_What you should do_
Set down the full listing exactly as given. Any pictures are to be left out.

_Rows_

══════

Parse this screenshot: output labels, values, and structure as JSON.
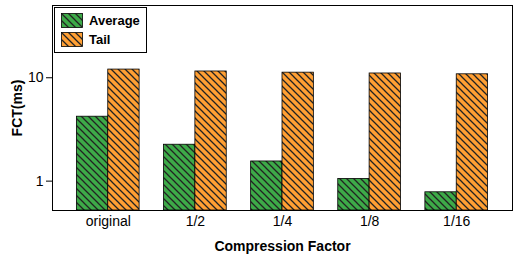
{
  "chart_data": {
    "type": "bar",
    "x_label": "Compression Factor",
    "y_label": "FCT(ms)",
    "categories": [
      "original",
      "1/2",
      "1/4",
      "1/8",
      "1/16"
    ],
    "series": [
      {
        "name": "Average",
        "color": "#3daa48",
        "values": [
          4.2,
          2.25,
          1.55,
          1.05,
          0.78
        ]
      },
      {
        "name": "Tail",
        "color": "#ff9f33",
        "values": [
          12,
          11.5,
          11.2,
          11,
          10.8
        ]
      }
    ],
    "ylim": [
      0.52,
      50
    ],
    "yticks": [
      1,
      10
    ],
    "log": "y",
    "legend": "upper left",
    "grid": false
  }
}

══════

_Correct response_
Parse this screenshot: output labels, values, and structure as JSON.
{
  "chart_data": {
    "type": "bar",
    "x_label": "Compression Factor",
    "y_label": "FCT(ms)",
    "categories": [
      "original",
      "1/2",
      "1/4",
      "1/8",
      "1/16"
    ],
    "series": [
      {
        "name": "Average",
        "color": "#3daa48",
        "values": [
          4.2,
          2.25,
          1.55,
          1.05,
          0.78
        ]
      },
      {
        "name": "Tail",
        "color": "#ff9f33",
        "values": [
          12,
          11.5,
          11.2,
          11,
          10.8
        ]
      }
    ],
    "ylim": [
      0.52,
      50
    ],
    "yticks": [
      1,
      10
    ],
    "log": "y",
    "legend": "upper left",
    "grid": false
  }
}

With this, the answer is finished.